**Written task:** Produce a verbatim copy of the entries listed below.

**Data provided:**
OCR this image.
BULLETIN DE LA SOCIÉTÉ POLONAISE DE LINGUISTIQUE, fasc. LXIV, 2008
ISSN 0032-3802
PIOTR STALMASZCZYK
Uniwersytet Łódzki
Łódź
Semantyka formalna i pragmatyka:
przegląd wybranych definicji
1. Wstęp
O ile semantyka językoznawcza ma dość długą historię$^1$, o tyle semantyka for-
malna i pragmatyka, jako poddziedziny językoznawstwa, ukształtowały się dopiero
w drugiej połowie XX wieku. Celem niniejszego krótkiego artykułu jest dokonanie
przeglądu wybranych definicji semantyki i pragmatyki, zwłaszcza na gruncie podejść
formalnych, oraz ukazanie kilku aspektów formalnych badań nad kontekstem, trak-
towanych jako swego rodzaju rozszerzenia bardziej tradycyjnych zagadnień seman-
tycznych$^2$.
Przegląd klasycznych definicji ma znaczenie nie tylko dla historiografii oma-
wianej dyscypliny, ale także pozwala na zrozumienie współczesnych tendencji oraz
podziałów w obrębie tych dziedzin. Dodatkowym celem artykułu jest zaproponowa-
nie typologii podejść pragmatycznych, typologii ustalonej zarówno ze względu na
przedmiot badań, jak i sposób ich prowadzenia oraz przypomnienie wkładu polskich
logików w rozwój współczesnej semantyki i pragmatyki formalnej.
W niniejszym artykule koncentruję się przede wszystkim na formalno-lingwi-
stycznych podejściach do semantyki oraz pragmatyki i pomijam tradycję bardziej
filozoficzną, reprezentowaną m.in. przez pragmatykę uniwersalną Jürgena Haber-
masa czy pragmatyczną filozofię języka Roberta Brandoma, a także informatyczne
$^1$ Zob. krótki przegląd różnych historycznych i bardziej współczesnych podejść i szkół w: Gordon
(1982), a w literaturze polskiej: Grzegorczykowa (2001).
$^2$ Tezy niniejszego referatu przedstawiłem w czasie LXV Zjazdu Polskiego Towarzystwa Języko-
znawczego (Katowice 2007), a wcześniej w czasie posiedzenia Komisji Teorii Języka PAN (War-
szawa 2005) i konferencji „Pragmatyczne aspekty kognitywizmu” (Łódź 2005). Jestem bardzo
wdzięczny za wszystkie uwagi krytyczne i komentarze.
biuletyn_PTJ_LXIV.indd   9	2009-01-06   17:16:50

**Expected answer:**
OCR this image.
BULLETIN DE LA SOCIÉTÉ POLONAISE DE LINGUISTIQUE, fasc. LXIV, 2008
ISSN 0032-3802
PIOTR STALMASZCZYK
Uniwersytet Łódzki
Łódź
Semantyka formalna i pragmatyka:
przegląd wybranych definicji
1. Wstęp
O ile semantyka językoznawcza ma dość długą historię$^1$, o tyle semantyka for-
malna i pragmatyka, jako poddziedziny językoznawstwa, ukształtowały się dopiero
w drugiej połowie XX wieku. Celem niniejszego krótkiego artykułu jest dokonanie
przeglądu wybranych definicji semantyki i pragmatyki, zwłaszcza na gruncie podejść
formalnych, oraz ukazanie kilku aspektów formalnych badań nad kontekstem, trak-
towanych jako swego rodzaju rozszerzenia bardziej tradycyjnych zagadnień seman-
tycznych$^2$.
Przegląd klasycznych definicji ma znaczenie nie tylko dla historiografii oma-
wianej dyscypliny, ale także pozwala na zrozumienie współczesnych tendencji oraz
podziałów w obrębie tych dziedzin. Dodatkowym celem artykułu jest zaproponowa-
nie typologii podejść pragmatycznych, typologii ustalonej zarówno ze względu na
przedmiot badań, jak i sposób ich prowadzenia oraz przypomnienie wkładu polskich
logików w rozwój współczesnej semantyki i pragmatyki formalnej.
W niniejszym artykule koncentruję się przede wszystkim na formalno-lingwi-
stycznych podejściach do semantyki oraz pragmatyki i pomijam tradycję bardziej
filozoficzną, reprezentowaną m.in. przez pragmatykę uniwersalną Jürgena Haber-
masa czy pragmatyczną filozofię języka Roberta Brandoma, a także informatyczne
$^1$ Zob. krótki przegląd różnych historycznych i bardziej współczesnych podejść i szkół w: Gordon
(1982), a w literaturze polskiej: Grzegorczykowa (2001).
$^2$ Tezy niniejszego referatu przedstawiłem w czasie LXV Zjazdu Polskiego Towarzystwa Języko-
znawczego (Katowice 2007), a wcześniej w czasie posiedzenia Komisji Teorii Języka PAN (War-
szawa 2005) i konferencji „Pragmatyczne aspekty kognitywizmu” (Łódź 2005). Jestem bardzo
wdzięczny za wszystkie uwagi krytyczne i komentarze.
biuletyn_PTJ_LXIV.indd   9	2009-01-06   17:16:50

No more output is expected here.